**Stated problem**
Check every line below for the word "JSON" and show those that hold it.

**Excerpted records**
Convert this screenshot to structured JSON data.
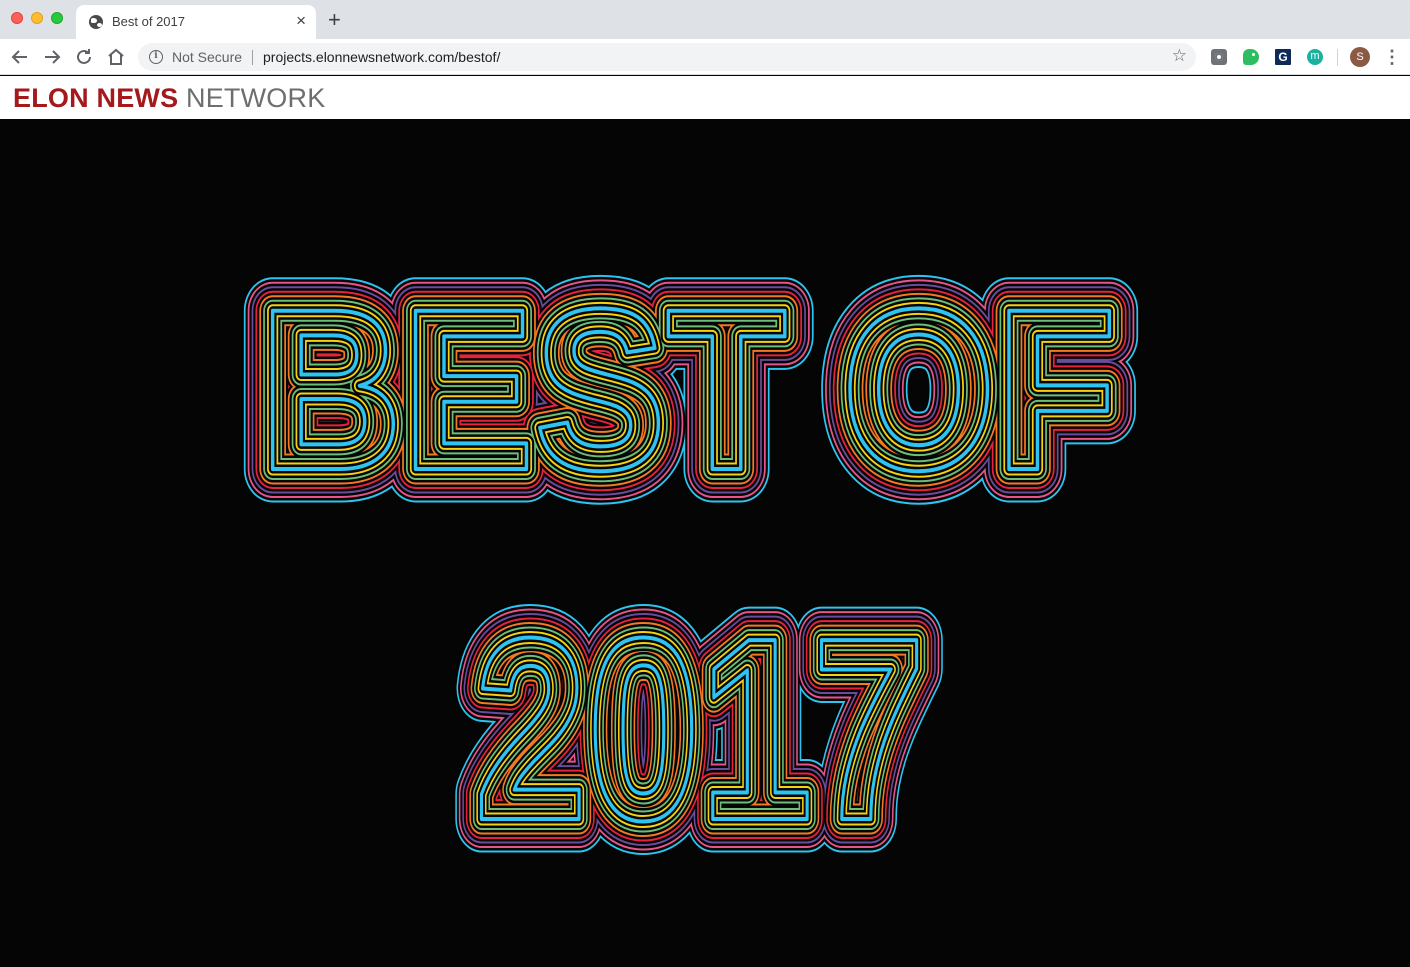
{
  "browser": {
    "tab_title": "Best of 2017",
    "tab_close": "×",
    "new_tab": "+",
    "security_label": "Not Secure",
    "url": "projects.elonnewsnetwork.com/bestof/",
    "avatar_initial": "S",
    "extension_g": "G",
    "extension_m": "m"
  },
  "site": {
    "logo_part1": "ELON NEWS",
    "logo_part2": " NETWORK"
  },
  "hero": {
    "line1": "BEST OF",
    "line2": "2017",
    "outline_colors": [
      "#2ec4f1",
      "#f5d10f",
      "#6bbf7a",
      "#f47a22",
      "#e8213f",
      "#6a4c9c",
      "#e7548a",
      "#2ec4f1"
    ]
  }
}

...

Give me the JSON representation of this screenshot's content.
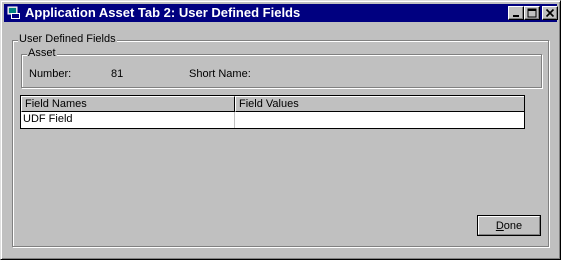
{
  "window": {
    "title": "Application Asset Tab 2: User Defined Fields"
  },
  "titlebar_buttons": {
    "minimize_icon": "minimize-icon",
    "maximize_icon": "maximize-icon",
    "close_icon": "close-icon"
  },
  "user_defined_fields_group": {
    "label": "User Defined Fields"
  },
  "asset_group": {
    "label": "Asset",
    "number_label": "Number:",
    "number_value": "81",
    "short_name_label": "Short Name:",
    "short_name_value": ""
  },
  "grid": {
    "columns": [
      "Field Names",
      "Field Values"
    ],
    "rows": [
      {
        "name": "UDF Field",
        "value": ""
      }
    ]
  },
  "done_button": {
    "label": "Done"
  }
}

**Task output**
Convert this screenshot to structured JSON data.
Give me the JSON representation of this screenshot's content.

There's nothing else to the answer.